Task to carry out:
Copy out the records precisely, omitting pictures.

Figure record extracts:
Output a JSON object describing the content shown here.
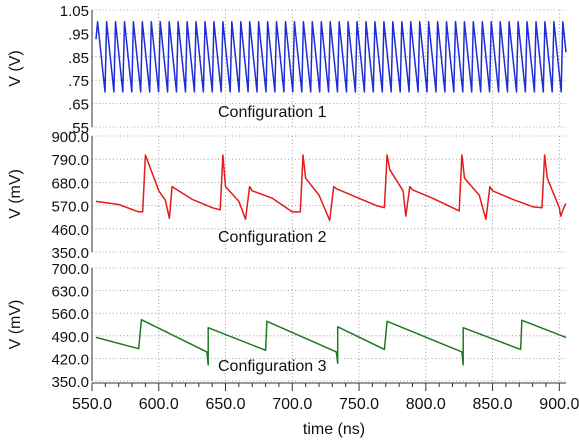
{
  "chart_data": [
    {
      "type": "line",
      "annotation": "Configuration 1",
      "ylabel": "V (V)",
      "ylim": [
        0.55,
        1.05
      ],
      "yticks": [
        "1.05",
        ".95",
        ".85",
        ".75",
        ".65",
        ".55"
      ],
      "xlim": [
        550,
        905
      ],
      "series": [
        {
          "color": "#1f2dd6",
          "pattern": "sawtooth",
          "period_ns": 6.7,
          "low": 0.7,
          "high": 1.0,
          "start_ns": 553,
          "end_ns": 905
        }
      ]
    },
    {
      "type": "line",
      "annotation": "Configuration 2",
      "ylabel": "V (mV)",
      "ylim": [
        350,
        900
      ],
      "yticks": [
        "900.0",
        "790.0",
        "680.0",
        "570.0",
        "460.0",
        "350.0"
      ],
      "xlim": [
        550,
        905
      ],
      "series": [
        {
          "color": "#e31b1b",
          "x": [
            553,
            570,
            585,
            588,
            590,
            600,
            605,
            608,
            610,
            625,
            640,
            646,
            648,
            650,
            660,
            665,
            668,
            670,
            685,
            700,
            706,
            708,
            710,
            720,
            728,
            731,
            733,
            748,
            763,
            769,
            771,
            773,
            783,
            785,
            788,
            790,
            805,
            820,
            825,
            827,
            829,
            840,
            845,
            848,
            850,
            865,
            880,
            887,
            889,
            891,
            900,
            901,
            904,
            905
          ],
          "y": [
            590,
            575,
            540,
            540,
            810,
            640,
            595,
            510,
            660,
            600,
            560,
            550,
            810,
            660,
            590,
            505,
            660,
            640,
            605,
            540,
            540,
            810,
            700,
            620,
            500,
            660,
            650,
            610,
            570,
            560,
            810,
            740,
            640,
            520,
            660,
            645,
            605,
            560,
            545,
            810,
            700,
            620,
            505,
            660,
            640,
            600,
            565,
            560,
            810,
            700,
            560,
            520,
            570,
            580
          ]
        }
      ]
    },
    {
      "type": "line",
      "annotation": "Configuration 3",
      "ylabel": "V (mV)",
      "ylim": [
        350,
        700
      ],
      "yticks": [
        "700.0",
        "630.0",
        "560.0",
        "490.0",
        "420.0",
        "350.0"
      ],
      "xlim": [
        550,
        905
      ],
      "series": [
        {
          "color": "#1f7a1f",
          "x": [
            553,
            585,
            587,
            636,
            637,
            637,
            637,
            680,
            681,
            733,
            734,
            734,
            734,
            769,
            771,
            827,
            828,
            828,
            828,
            871,
            872,
            905
          ],
          "y": [
            485,
            450,
            540,
            440,
            400,
            440,
            515,
            445,
            535,
            440,
            405,
            440,
            518,
            448,
            535,
            440,
            400,
            440,
            515,
            448,
            538,
            485
          ]
        }
      ]
    }
  ],
  "xaxis": {
    "label": "time (ns)",
    "ticks": [
      "550.0",
      "600.0",
      "650.0",
      "700.0",
      "750.0",
      "800.0",
      "850.0",
      "900.0"
    ],
    "tick_values": [
      550,
      600,
      650,
      700,
      750,
      800,
      850,
      900
    ]
  }
}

Written solution:
Output a JSON object describing the content shown here.
{
  "chart_data": [
    {
      "type": "line",
      "annotation": "Configuration 1",
      "ylabel": "V (V)",
      "ylim": [
        0.55,
        1.05
      ],
      "yticks": [
        "1.05",
        ".95",
        ".85",
        ".75",
        ".65",
        ".55"
      ],
      "xlim": [
        550,
        905
      ],
      "series": [
        {
          "color": "#1f2dd6",
          "pattern": "sawtooth",
          "period_ns": 6.7,
          "low": 0.7,
          "high": 1.0,
          "start_ns": 553,
          "end_ns": 905
        }
      ]
    },
    {
      "type": "line",
      "annotation": "Configuration 2",
      "ylabel": "V (mV)",
      "ylim": [
        350,
        900
      ],
      "yticks": [
        "900.0",
        "790.0",
        "680.0",
        "570.0",
        "460.0",
        "350.0"
      ],
      "xlim": [
        550,
        905
      ],
      "series": [
        {
          "color": "#e31b1b",
          "x": [
            553,
            570,
            585,
            588,
            590,
            600,
            605,
            608,
            610,
            625,
            640,
            646,
            648,
            650,
            660,
            665,
            668,
            670,
            685,
            700,
            706,
            708,
            710,
            720,
            728,
            731,
            733,
            748,
            763,
            769,
            771,
            773,
            783,
            785,
            788,
            790,
            805,
            820,
            825,
            827,
            829,
            840,
            845,
            848,
            850,
            865,
            880,
            887,
            889,
            891,
            900,
            901,
            904,
            905
          ],
          "y": [
            590,
            575,
            540,
            540,
            810,
            640,
            595,
            510,
            660,
            600,
            560,
            550,
            810,
            660,
            590,
            505,
            660,
            640,
            605,
            540,
            540,
            810,
            700,
            620,
            500,
            660,
            650,
            610,
            570,
            560,
            810,
            740,
            640,
            520,
            660,
            645,
            605,
            560,
            545,
            810,
            700,
            620,
            505,
            660,
            640,
            600,
            565,
            560,
            810,
            700,
            560,
            520,
            570,
            580
          ]
        }
      ]
    },
    {
      "type": "line",
      "annotation": "Configuration 3",
      "ylabel": "V (mV)",
      "ylim": [
        350,
        700
      ],
      "yticks": [
        "700.0",
        "630.0",
        "560.0",
        "490.0",
        "420.0",
        "350.0"
      ],
      "xlim": [
        550,
        905
      ],
      "series": [
        {
          "color": "#1f7a1f",
          "x": [
            553,
            585,
            587,
            636,
            637,
            637,
            637,
            680,
            681,
            733,
            734,
            734,
            734,
            769,
            771,
            827,
            828,
            828,
            828,
            871,
            872,
            905
          ],
          "y": [
            485,
            450,
            540,
            440,
            400,
            440,
            515,
            445,
            535,
            440,
            405,
            440,
            518,
            448,
            535,
            440,
            400,
            440,
            515,
            448,
            538,
            485
          ]
        }
      ]
    }
  ],
  "xaxis": {
    "label": "time (ns)",
    "ticks": [
      "550.0",
      "600.0",
      "650.0",
      "700.0",
      "750.0",
      "800.0",
      "850.0",
      "900.0"
    ],
    "tick_values": [
      550,
      600,
      650,
      700,
      750,
      800,
      850,
      900
    ]
  }
}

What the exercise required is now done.